:: Information provided

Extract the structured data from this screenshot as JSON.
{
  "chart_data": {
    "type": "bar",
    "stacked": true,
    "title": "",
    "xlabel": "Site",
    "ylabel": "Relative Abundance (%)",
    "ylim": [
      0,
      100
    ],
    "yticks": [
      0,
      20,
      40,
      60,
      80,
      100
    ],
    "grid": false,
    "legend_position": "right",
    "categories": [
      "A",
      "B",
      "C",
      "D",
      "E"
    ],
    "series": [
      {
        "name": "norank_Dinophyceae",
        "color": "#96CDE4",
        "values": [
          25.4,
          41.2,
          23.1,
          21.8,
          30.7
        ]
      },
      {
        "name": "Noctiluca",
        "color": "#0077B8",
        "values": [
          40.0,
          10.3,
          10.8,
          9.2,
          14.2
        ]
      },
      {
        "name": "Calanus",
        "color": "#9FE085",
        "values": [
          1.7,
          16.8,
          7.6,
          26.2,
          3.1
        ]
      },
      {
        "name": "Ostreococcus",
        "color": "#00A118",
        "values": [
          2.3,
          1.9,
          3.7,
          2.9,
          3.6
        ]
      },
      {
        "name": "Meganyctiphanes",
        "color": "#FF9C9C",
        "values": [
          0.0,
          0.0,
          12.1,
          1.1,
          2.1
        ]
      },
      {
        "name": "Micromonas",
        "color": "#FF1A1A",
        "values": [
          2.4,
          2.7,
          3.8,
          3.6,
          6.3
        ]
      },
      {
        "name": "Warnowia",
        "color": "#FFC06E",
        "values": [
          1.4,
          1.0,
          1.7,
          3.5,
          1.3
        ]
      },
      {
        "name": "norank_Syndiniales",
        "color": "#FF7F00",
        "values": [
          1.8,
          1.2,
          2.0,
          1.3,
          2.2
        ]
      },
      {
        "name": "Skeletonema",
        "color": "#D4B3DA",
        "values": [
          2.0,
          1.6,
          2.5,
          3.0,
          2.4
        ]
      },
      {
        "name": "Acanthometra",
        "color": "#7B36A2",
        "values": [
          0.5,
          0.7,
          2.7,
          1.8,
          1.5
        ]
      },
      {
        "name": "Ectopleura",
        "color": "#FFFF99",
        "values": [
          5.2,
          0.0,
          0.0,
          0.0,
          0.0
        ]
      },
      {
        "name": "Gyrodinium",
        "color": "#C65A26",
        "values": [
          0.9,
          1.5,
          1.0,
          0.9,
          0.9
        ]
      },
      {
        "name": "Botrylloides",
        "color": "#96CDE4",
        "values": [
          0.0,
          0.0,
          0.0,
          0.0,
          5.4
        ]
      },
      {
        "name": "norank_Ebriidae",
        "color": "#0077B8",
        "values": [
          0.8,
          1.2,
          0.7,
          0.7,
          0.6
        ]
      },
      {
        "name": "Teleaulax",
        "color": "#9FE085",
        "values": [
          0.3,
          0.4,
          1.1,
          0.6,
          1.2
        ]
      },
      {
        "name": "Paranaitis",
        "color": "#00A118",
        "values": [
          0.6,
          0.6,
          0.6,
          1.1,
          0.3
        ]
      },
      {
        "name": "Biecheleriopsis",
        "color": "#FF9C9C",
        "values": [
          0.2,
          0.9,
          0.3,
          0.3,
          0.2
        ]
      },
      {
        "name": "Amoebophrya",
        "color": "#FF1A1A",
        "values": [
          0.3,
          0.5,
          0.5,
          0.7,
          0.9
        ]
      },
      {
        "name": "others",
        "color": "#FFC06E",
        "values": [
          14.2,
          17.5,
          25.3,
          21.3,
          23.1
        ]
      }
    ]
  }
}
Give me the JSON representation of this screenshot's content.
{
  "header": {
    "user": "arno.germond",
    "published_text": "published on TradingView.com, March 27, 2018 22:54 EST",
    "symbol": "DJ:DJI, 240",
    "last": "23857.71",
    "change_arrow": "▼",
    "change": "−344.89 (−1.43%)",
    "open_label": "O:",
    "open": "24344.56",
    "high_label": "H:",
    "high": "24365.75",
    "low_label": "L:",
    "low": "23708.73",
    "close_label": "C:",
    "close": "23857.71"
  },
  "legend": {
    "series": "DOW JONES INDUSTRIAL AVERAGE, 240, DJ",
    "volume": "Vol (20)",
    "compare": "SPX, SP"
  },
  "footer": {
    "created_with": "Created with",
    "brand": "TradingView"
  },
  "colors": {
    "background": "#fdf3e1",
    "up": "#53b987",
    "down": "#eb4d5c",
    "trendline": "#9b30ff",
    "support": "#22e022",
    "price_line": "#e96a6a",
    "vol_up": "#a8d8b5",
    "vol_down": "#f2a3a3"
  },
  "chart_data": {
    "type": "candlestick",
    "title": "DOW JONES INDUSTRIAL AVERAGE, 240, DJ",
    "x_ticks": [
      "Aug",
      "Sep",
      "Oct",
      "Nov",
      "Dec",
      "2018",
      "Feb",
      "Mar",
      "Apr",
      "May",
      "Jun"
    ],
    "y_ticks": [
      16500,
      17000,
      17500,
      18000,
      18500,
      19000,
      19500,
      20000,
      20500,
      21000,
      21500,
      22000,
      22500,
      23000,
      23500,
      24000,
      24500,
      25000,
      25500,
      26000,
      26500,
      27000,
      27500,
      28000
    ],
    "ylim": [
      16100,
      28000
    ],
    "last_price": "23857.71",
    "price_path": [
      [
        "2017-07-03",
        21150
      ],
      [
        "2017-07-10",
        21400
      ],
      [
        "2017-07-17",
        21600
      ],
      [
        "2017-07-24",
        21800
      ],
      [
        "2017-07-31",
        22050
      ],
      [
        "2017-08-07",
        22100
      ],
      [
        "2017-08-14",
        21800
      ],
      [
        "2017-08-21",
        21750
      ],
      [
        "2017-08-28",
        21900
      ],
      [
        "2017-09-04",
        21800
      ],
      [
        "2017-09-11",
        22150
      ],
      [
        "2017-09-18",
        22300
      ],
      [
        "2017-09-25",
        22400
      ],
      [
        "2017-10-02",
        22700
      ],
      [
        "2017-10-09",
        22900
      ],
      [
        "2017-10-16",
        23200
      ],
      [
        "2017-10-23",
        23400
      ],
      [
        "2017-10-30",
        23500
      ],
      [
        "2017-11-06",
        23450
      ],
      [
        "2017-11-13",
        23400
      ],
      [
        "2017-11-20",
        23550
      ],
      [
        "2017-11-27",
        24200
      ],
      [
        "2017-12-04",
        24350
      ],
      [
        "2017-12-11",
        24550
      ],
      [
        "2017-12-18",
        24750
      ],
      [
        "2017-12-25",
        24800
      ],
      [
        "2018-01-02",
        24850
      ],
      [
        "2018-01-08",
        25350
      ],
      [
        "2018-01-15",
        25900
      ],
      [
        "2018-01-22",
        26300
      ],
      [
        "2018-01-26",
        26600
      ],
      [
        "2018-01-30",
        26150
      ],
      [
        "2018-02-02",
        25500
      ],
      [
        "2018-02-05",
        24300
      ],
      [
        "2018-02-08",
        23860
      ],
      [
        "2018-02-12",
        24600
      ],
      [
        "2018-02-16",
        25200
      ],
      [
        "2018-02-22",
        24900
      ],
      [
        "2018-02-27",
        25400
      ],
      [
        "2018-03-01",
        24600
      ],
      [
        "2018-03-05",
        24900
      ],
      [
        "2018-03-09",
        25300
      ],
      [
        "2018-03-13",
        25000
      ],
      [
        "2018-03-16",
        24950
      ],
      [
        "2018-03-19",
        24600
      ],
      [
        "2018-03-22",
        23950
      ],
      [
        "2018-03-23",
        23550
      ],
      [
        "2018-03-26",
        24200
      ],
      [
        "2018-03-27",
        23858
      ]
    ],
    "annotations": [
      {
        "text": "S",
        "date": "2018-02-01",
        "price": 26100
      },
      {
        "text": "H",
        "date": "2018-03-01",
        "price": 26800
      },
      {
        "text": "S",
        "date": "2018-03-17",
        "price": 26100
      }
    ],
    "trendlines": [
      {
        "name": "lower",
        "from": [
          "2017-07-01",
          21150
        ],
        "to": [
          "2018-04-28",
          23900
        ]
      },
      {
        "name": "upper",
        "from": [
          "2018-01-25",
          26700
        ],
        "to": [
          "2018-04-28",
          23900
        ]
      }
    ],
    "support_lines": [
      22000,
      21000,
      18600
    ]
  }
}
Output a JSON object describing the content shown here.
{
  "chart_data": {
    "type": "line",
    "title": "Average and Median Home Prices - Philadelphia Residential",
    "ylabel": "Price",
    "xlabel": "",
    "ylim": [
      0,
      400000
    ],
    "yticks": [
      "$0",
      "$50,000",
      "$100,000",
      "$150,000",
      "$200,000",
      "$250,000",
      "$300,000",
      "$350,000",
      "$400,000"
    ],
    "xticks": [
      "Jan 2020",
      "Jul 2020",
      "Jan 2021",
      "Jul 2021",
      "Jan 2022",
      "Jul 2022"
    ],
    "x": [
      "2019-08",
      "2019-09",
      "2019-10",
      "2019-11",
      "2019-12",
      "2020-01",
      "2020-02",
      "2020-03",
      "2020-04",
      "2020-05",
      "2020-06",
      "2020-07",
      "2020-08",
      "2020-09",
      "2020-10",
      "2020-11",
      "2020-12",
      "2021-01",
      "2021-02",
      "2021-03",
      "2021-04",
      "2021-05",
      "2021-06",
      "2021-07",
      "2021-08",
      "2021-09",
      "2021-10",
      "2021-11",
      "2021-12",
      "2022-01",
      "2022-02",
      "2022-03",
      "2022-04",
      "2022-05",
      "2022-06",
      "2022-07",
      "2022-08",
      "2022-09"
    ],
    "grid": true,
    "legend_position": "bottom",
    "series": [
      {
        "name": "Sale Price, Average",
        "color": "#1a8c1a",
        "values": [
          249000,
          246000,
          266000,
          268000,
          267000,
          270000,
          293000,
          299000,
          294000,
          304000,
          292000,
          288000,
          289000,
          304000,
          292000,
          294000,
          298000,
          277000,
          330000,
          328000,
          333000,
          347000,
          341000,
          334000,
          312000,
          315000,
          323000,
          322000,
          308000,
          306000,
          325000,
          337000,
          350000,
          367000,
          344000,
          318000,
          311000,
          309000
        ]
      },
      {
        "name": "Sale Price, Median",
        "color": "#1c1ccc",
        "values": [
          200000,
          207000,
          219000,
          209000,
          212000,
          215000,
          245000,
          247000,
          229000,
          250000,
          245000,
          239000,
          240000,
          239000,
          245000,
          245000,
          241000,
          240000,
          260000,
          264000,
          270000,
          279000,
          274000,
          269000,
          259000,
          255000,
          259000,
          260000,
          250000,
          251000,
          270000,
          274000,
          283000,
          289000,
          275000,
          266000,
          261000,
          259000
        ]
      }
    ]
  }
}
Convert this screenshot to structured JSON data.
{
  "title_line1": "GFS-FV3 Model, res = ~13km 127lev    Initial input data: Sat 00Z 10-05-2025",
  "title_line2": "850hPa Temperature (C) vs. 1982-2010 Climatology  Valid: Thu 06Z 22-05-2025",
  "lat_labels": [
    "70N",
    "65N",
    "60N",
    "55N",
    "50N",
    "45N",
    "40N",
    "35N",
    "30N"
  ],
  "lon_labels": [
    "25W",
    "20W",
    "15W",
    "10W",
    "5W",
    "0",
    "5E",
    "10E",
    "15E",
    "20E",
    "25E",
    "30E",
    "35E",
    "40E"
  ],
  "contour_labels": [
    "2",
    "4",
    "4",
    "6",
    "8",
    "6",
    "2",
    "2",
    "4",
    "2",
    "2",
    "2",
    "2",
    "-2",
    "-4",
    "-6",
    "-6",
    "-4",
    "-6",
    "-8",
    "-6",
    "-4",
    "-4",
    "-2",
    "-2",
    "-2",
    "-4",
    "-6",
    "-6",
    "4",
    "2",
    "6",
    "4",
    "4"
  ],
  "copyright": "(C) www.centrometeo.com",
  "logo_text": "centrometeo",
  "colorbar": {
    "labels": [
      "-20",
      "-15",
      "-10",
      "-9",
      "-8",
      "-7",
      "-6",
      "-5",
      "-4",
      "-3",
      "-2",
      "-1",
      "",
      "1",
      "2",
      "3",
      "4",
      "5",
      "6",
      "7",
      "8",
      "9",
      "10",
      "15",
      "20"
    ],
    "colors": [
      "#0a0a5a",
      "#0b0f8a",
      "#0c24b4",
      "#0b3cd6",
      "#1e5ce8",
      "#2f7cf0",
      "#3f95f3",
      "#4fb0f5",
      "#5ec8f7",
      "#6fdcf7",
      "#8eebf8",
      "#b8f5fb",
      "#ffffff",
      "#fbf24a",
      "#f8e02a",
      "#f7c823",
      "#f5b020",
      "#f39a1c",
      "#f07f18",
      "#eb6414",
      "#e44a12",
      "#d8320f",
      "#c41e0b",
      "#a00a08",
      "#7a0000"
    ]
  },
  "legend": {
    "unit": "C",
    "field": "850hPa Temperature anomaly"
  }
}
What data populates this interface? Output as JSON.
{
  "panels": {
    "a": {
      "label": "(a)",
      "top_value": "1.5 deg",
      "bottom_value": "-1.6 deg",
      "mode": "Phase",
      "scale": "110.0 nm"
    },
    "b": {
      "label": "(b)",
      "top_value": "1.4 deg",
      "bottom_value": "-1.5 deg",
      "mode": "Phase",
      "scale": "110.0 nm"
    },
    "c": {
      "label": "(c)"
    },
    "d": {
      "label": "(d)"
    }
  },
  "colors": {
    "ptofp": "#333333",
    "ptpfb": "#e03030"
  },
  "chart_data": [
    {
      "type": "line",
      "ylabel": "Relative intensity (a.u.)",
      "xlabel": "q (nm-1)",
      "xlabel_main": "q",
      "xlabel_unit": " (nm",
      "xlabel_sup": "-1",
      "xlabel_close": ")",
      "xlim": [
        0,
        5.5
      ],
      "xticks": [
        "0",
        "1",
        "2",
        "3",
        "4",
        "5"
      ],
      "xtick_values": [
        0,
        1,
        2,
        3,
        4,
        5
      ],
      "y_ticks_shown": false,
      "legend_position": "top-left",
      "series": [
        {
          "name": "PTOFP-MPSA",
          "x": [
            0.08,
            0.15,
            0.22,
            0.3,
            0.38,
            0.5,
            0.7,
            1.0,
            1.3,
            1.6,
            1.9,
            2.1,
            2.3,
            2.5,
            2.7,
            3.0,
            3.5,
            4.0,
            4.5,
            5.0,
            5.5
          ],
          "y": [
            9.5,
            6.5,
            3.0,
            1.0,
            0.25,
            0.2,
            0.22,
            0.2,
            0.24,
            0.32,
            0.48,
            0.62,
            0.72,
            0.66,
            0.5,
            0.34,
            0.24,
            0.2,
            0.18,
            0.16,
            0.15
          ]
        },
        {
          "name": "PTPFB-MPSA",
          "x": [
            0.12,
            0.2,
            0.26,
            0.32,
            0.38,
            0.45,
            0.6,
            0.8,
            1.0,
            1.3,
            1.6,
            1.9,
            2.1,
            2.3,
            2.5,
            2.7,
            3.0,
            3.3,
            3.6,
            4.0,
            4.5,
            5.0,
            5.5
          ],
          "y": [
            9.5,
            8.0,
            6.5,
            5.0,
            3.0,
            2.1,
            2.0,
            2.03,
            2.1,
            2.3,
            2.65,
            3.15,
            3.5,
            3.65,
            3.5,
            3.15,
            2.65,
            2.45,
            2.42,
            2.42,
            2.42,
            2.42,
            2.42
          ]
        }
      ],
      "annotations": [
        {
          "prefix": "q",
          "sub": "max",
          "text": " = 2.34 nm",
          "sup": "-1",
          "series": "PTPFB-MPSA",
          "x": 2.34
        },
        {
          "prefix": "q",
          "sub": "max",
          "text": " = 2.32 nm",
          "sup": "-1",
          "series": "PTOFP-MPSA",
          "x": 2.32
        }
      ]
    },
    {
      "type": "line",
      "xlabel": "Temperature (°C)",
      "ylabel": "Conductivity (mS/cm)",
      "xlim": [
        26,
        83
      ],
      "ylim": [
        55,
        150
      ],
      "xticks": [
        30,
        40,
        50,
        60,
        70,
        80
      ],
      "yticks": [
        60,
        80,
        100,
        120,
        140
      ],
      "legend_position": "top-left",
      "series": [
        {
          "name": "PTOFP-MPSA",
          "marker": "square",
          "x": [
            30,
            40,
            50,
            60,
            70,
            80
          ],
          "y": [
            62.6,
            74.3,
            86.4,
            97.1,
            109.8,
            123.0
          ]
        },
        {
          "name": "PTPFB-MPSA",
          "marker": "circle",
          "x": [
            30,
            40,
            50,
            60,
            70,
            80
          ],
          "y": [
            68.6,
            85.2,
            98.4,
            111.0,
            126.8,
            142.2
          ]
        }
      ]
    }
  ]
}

::::

Written task →
Return all lines containing "Temperature".

Task solution →
  "title_line2": "850hPa Temperature (C) vs. 1982-2010 Climatology  Valid: Thu 06Z 22-05-2025",
    "field": "850hPa Temperature anomaly"
      "xlabel": "Temperature (°C)",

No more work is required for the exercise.